- _REQUIREMENT_:
Extract each line containing the string "regulā".
==== SUPPLIED RECORDS
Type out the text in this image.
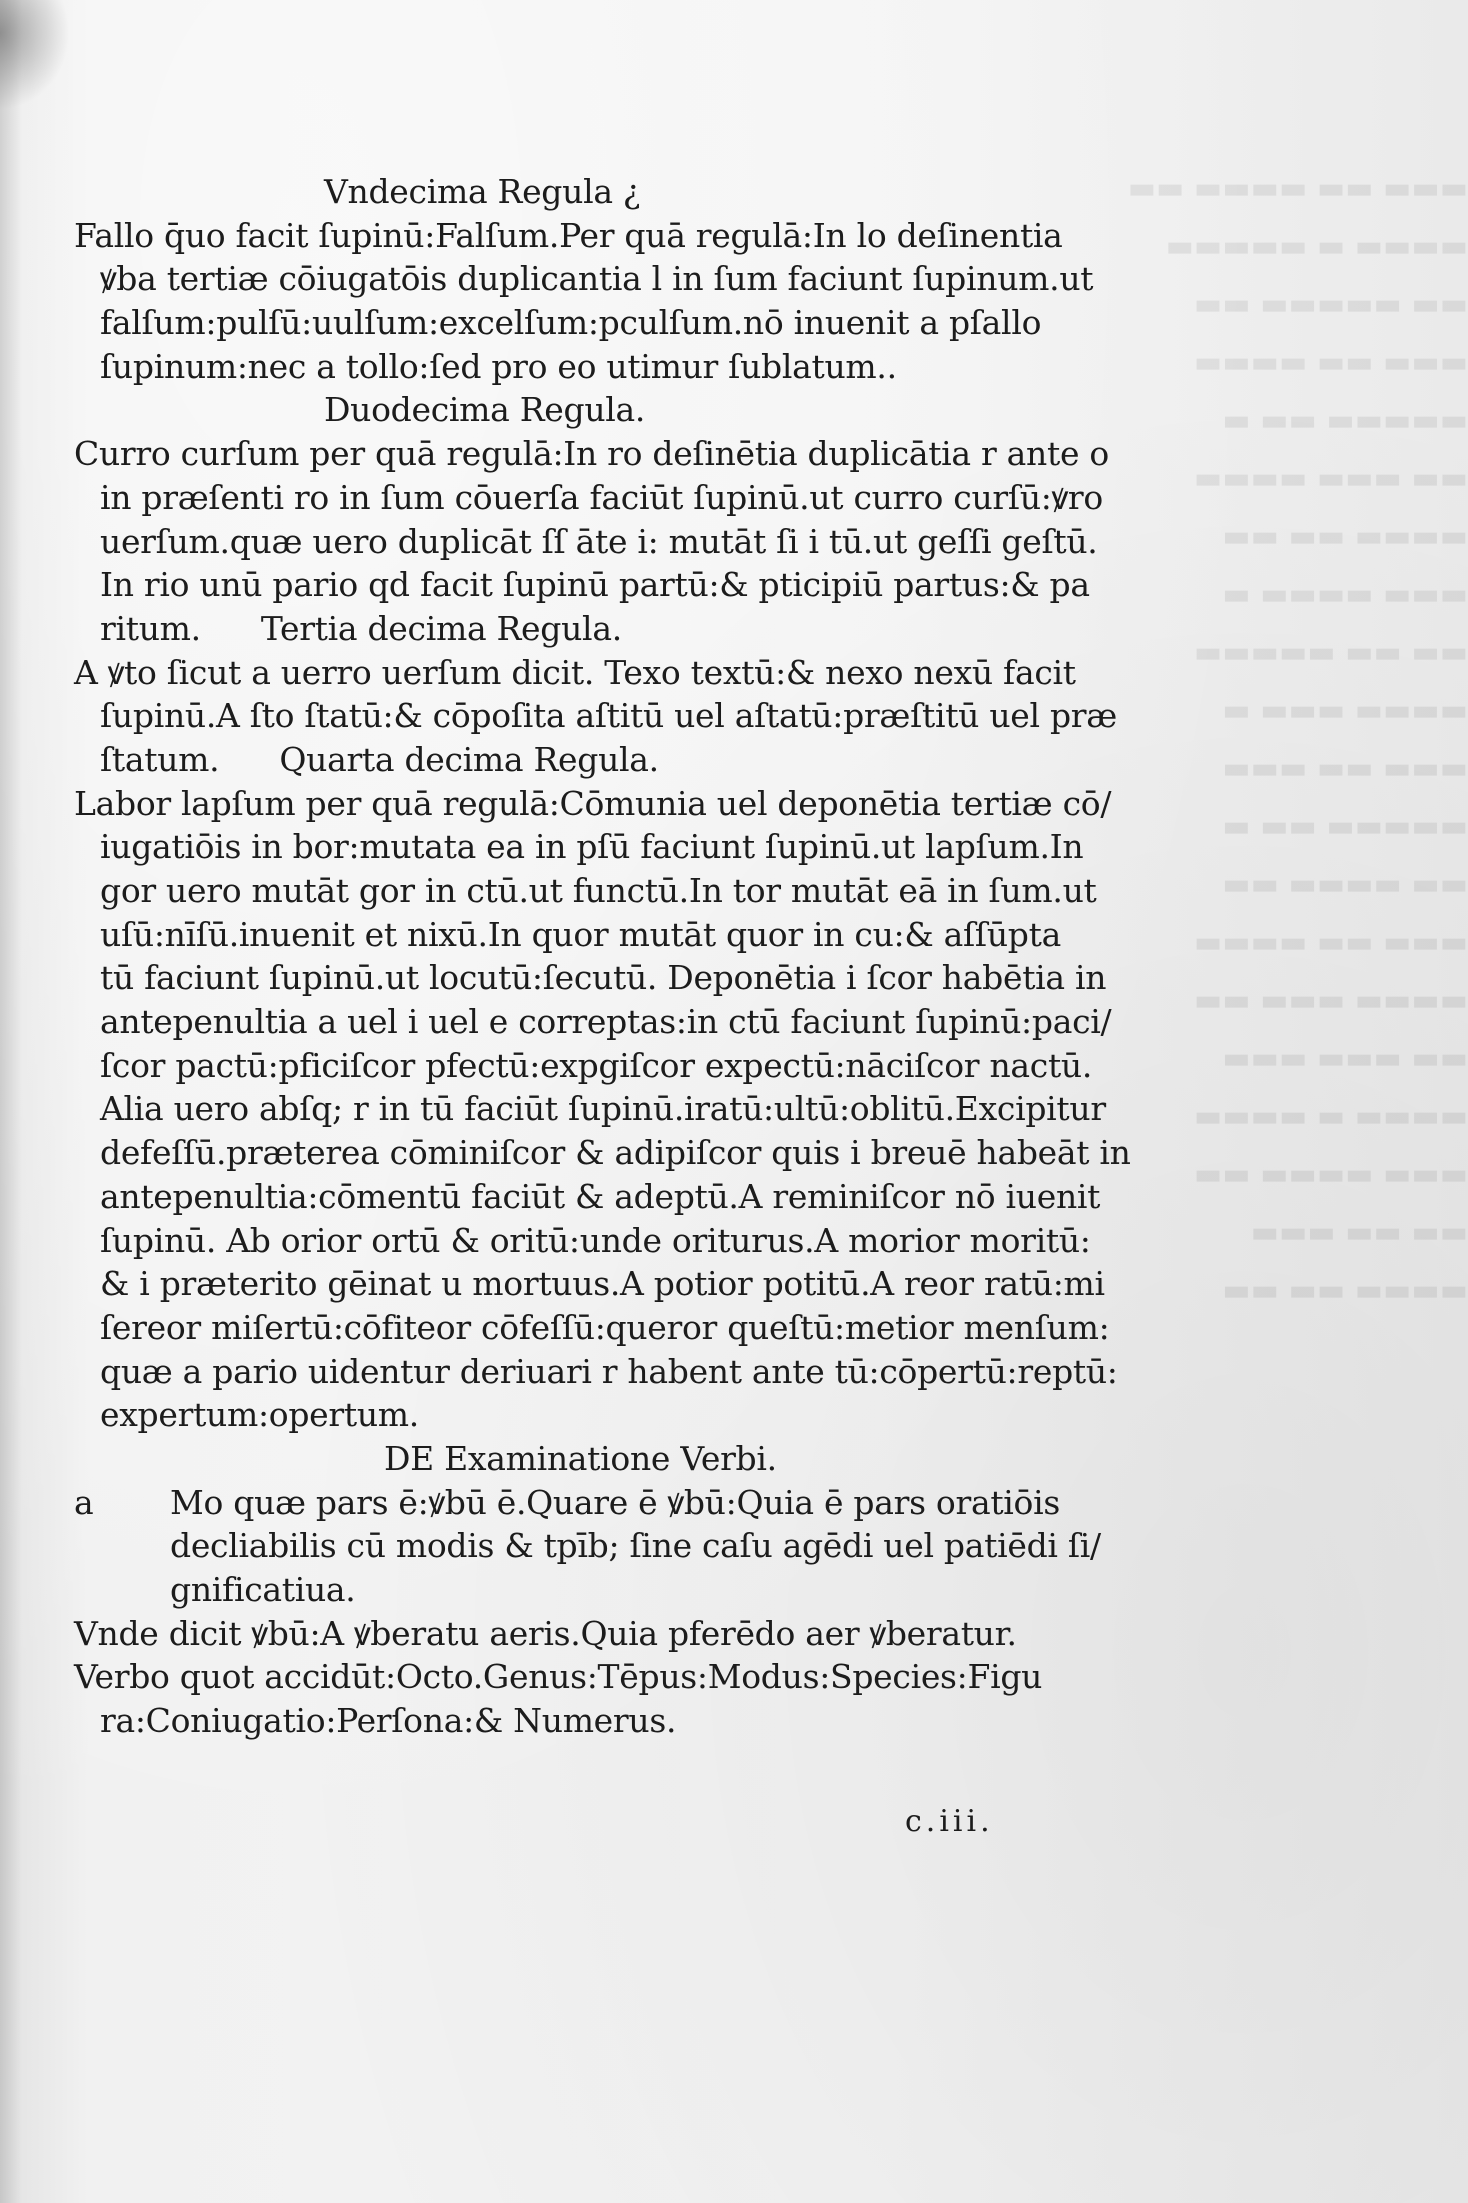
▬▬▬ ▬▬ ▬▬▬▬ ▬▬
▬▬▬▬ ▬ ▬▬▬▬▬
▬▬ ▬▬▬▬▬ ▬▬
▬▬▬ ▬▬ ▬▬▬▬
▬▬▬▬▬ ▬▬ ▬
▬▬ ▬▬▬ ▬▬▬▬
▬▬▬▬ ▬▬ ▬▬
▬▬▬ ▬▬▬▬ ▬
▬▬ ▬▬ ▬▬▬▬▬
▬▬▬▬ ▬▬▬ ▬
▬▬▬ ▬▬ ▬▬▬
▬▬▬▬▬ ▬▬ ▬
▬▬ ▬▬▬▬ ▬▬
▬▬▬ ▬▬ ▬▬▬▬
▬▬▬▬ ▬▬▬ ▬▬
▬▬ ▬▬▬ ▬▬▬
▬▬▬▬ ▬ ▬▬▬▬
▬▬▬ ▬▬▬▬ ▬▬
▬▬ ▬▬ ▬▬▬
▬▬▬▬ ▬▬ ▬▬
Vndecima Regula ¿
Fallo q̄uo facit ſupinū:Falſum.Per quā regulā:In lo deſinentia
ꝟba tertiæ cōiugatōis duplicantia l in ſum faciunt ſupinum.ut
falſum:pulſū:uulſum:excelſum:pculſum.nō inuenit a pſallo
ſupinum:nec a tollo:ſed pro eo utimur ſublatum..
Duodecima Regula.
Curro curſum per quā regulā:In ro deſinētia duplicātia r ante o
in præſenti ro in ſum cōuerſa faciūt ſupinū.ut curro curſū:ꝟro
uerſum.quæ uero duplicāt ſſ āte i: mutāt ſi i tū.ut geſſi geſtū.
In rio unū pario qd facit ſupinū partū:& pticipiū partus:& pa
ritum. Tertia decima Regula.
A ꝟto ſicut a uerro uerſum dicit. Texo textū:& nexo nexū facit
ſupinū.A ſto ſtatū:& cōpoſita aſtitū uel aſtatū:præſtitū uel præ
ſtatum. Quarta decima Regula.
Labor lapſum per quā regulā:Cōmunia uel deponētia tertiæ cō/
iugatiōis in bor:mutata ea in pſū faciunt ſupinū.ut lapſum.In
gor uero mutāt gor in ctū.ut functū.In tor mutāt eā in ſum.ut
uſū:nīſū.inuenit et nixū.In quor mutāt quor in cu:& aſſūpta
tū faciunt ſupinū.ut locutū:ſecutū. Deponētia i ſcor habētia in
antepenultia a uel i uel e correptas:in ctū faciunt ſupinū:paci/
ſcor pactū:pficiſcor pfectū:expgiſcor expectū:nāciſcor nactū.
Alia uero abſq; r in tū faciūt ſupinū.iratū:ultū:oblitū.Excipitur
defeſſū.præterea cōminiſcor & adipiſcor quis i breuē habeāt in
antepenultia:cōmentū faciūt & adeptū.A reminiſcor nō iuenit
ſupinū. Ab orior ortū & oritū:unde oriturus.A morior moritū:
& i præterito gēinat u mortuus.A potior potitū.A reor ratū:mi
ſereor miſertū:cōfiteor cōfeſſū:queror queſtū:metior menſum:
quæ a pario uidentur deriuari r habent ante tū:cōpertū:reptū:
expertum:opertum.
DE Examinatione Verbi.
a Mo quæ pars ē:ꝟbū ē.Quare ē ꝟbū:Quia ē pars oratiōis
decliabilis cū modis & tpīb; ſine caſu agēdi uel patiēdi ſi/
gnificatiua.
Vnde dicit ꝟbū:A ꝟberatu aeris.Quia pferēdo aer ꝟberatur.
Verbo quot accidūt:Octo.Genus:Tēpus:Modus:Species:Figu
ra:Coniugatio:Perſona:& Numerus.
c.iii.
========
- _RESPONSE TO THE TASK_:
Fallo q̄uo facit ſupinū:Falſum.Per quā regulā:In lo deſinentia
Curro curſum per quā regulā:In ro deſinētia duplicātia r ante o
Labor lapſum per quā regulā:Cōmunia uel deponētia tertiæ cō/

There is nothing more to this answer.